Can you copy out the data exactly? Leave the images out.

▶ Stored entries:
:::::
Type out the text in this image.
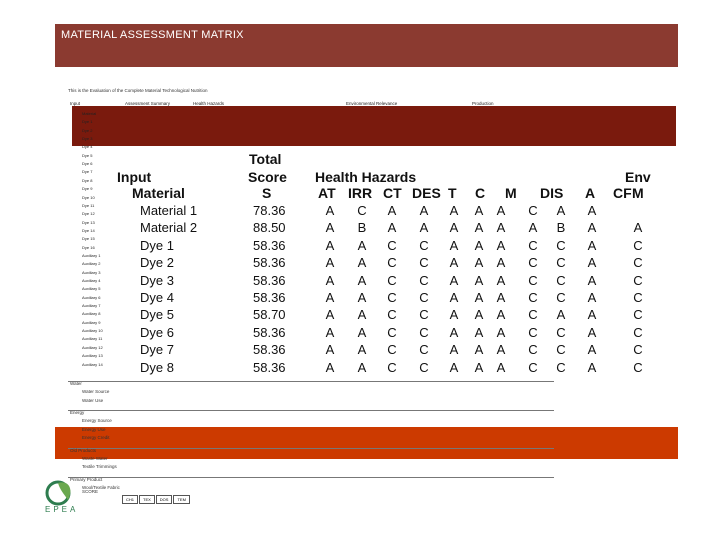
MATERIAL ASSESSMENT MATRIX
This is the Evaluation of the Complete Material Technological Nutrition
Input	Assessment Summary	Health Hazards	Environmental Relevance	Production
Material
Dye 1
Dye 2
Dye 3
Dye 4
Dye 5
Dye 6
Dye 7
Dye 8
Dye 9
Dye 10
Dye 11
Dye 12
Dye 13
Dye 14
Dye 15
Dye 16
Auxiliary 1
Auxiliary 2
Auxiliary 3
Auxiliary 4
Auxiliary 5
Auxiliary 6
Auxiliary 7
Auxiliary 8
Auxiliary 9
Auxiliary 10
Auxiliary 11
Auxiliary 12
Auxiliary 13
Auxiliary 14
Water
Water Source
Water Use
Energy
Energy Source
Energy Use
Energy Credit
Old Products
Waste Water
Textile Trimmings
Primary Product
Wool/Textile Fabric
Total
Input	Score Health Hazards	Env
Material	S	AT IRR CT DES T C M DIS A CF M
Material 1	78.36	A	C	A	A	A	A	A	C	A	A
Material 2	88.50	A	B	A	A	A	A	A	A	B	A	A
Dye 1	58.36	A	A	C	C	A	A	A	C	C	A	C
Dye 2	58.36	A	A	C	C	A	A	A	C	C	A	C
Dye 3	58.36	A	A	C	C	A	A	A	C	C	A	C
Dye 4	58.36	A	A	C	C	A	A	A	C	C	A	C
Dye 5	58.70	A	A	C	C	A	A	A	C	A	A	C
Dye 6	58.36	A	A	C	C	A	A	A	C	C	A	C
Dye 7	58.36	A	A	C	C	A	A	A	C	C	A	C
Dye 8	58.36	A	A	C	C	A	A	A	C	C	A	C
EPEA
SCORE
CH1 TEX DOS TEM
:::::
▶ FULL RESPONSE:
Type out the text in this image.
MATERIAL ASSESSMENT MATRIX
This is the Evaluation of the Complete Material Technological Nutrition
Input	Assessment Summary	Health Hazards	Environmental Relevance	Production
Material
Dye 1
Dye 2
Dye 3
Dye 4
Dye 5
Dye 6
Dye 7
Dye 8
Dye 9
Dye 10
Dye 11
Dye 12
Dye 13
Dye 14
Dye 15
Dye 16
Auxiliary 1
Auxiliary 2
Auxiliary 3
Auxiliary 4
Auxiliary 5
Auxiliary 6
Auxiliary 7
Auxiliary 8
Auxiliary 9
Auxiliary 10
Auxiliary 11
Auxiliary 12
Auxiliary 13
Auxiliary 14
Water
Water Source
Water Use
Energy
Energy Source
Energy Use
Energy Credit
Old Products
Waste Water
Textile Trimmings
Primary Product
Wool/Textile Fabric
Total
Input	Score Health Hazards	Env
Material	S	AT IRR CT DES T C M DIS A CF M
Material 1	78.36	A	C	A	A	A	A	A	C	A	A
Material 2	88.50	A	B	A	A	A	A	A	A	B	A	A
Dye 1	58.36	A	A	C	C	A	A	A	C	C	A	C
Dye 2	58.36	A	A	C	C	A	A	A	C	C	A	C
Dye 3	58.36	A	A	C	C	A	A	A	C	C	A	C
Dye 4	58.36	A	A	C	C	A	A	A	C	C	A	C
Dye 5	58.70	A	A	C	C	A	A	A	C	A	A	C
Dye 6	58.36	A	A	C	C	A	A	A	C	C	A	C
Dye 7	58.36	A	A	C	C	A	A	A	C	C	A	C
Dye 8	58.36	A	A	C	C	A	A	A	C	C	A	C
EPEA
SCORE
CH1 TEX DOS TEM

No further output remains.